> [PROVIDED MATERIAL]:
------------------------
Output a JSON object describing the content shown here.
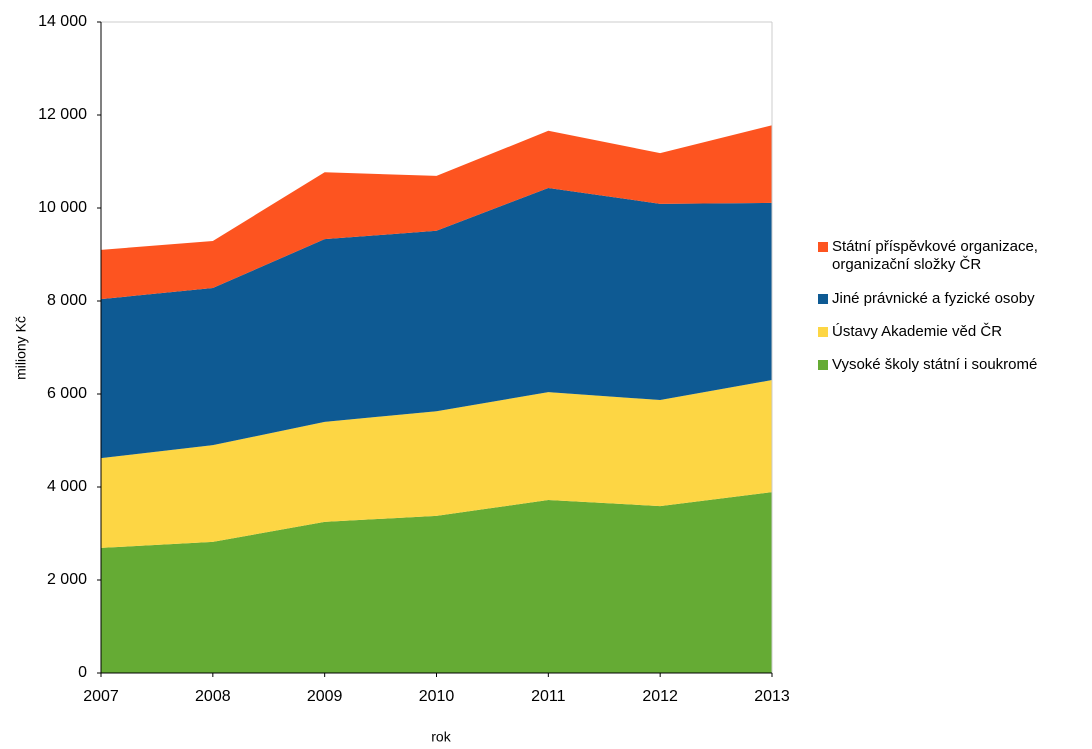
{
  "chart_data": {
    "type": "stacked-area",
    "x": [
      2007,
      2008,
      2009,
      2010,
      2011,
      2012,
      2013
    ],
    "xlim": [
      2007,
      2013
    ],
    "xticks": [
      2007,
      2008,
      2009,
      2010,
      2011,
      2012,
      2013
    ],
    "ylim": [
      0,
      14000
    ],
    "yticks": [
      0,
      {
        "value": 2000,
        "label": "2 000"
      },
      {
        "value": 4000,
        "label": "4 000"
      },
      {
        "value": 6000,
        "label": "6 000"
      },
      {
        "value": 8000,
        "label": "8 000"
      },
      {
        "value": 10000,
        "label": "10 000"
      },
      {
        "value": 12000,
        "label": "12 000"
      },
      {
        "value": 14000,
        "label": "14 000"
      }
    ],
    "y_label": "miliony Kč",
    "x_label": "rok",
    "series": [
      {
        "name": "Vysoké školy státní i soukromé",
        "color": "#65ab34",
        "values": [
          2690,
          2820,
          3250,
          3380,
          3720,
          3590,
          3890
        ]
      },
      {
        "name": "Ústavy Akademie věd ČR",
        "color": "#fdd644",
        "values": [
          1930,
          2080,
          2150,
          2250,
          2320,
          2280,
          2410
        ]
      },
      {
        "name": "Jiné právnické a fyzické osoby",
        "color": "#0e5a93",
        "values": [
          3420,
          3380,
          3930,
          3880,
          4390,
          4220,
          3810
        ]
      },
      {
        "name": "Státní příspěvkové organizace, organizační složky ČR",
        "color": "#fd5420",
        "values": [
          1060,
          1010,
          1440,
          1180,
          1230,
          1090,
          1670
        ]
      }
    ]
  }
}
------------------------
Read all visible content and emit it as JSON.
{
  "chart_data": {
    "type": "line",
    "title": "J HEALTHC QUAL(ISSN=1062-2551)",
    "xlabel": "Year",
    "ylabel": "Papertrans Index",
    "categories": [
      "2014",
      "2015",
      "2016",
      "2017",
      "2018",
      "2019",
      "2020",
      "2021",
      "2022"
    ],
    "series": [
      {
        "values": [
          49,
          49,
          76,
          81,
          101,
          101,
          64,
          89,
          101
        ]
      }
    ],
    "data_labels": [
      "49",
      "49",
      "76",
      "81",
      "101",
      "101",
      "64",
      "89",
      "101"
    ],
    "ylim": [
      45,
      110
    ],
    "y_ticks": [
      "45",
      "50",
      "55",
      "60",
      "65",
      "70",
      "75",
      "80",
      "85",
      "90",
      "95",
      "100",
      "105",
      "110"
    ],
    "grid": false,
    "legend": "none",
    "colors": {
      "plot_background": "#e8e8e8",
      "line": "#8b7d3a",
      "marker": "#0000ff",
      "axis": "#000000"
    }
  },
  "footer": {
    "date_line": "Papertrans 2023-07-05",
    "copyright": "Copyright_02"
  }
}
------------------------
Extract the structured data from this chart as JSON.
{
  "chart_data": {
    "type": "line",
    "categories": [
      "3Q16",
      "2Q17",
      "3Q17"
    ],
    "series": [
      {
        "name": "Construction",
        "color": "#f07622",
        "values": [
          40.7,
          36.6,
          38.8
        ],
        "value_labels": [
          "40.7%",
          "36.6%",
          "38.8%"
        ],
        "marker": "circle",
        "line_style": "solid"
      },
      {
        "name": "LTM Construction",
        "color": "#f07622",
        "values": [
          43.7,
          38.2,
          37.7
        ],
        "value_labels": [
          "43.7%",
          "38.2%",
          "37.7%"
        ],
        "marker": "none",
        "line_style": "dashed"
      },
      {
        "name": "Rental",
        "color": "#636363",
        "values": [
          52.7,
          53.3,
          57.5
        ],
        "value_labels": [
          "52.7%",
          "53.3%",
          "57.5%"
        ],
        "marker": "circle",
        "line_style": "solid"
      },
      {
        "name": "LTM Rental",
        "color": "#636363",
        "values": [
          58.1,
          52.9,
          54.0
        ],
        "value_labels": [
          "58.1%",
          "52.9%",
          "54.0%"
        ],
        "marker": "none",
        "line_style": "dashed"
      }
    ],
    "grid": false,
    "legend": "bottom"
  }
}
------------------------
> [TO DO]: Provide only the number of lines in the entries that hold the word "Papertrans".

> [EXERCISE SOLUTION]: 2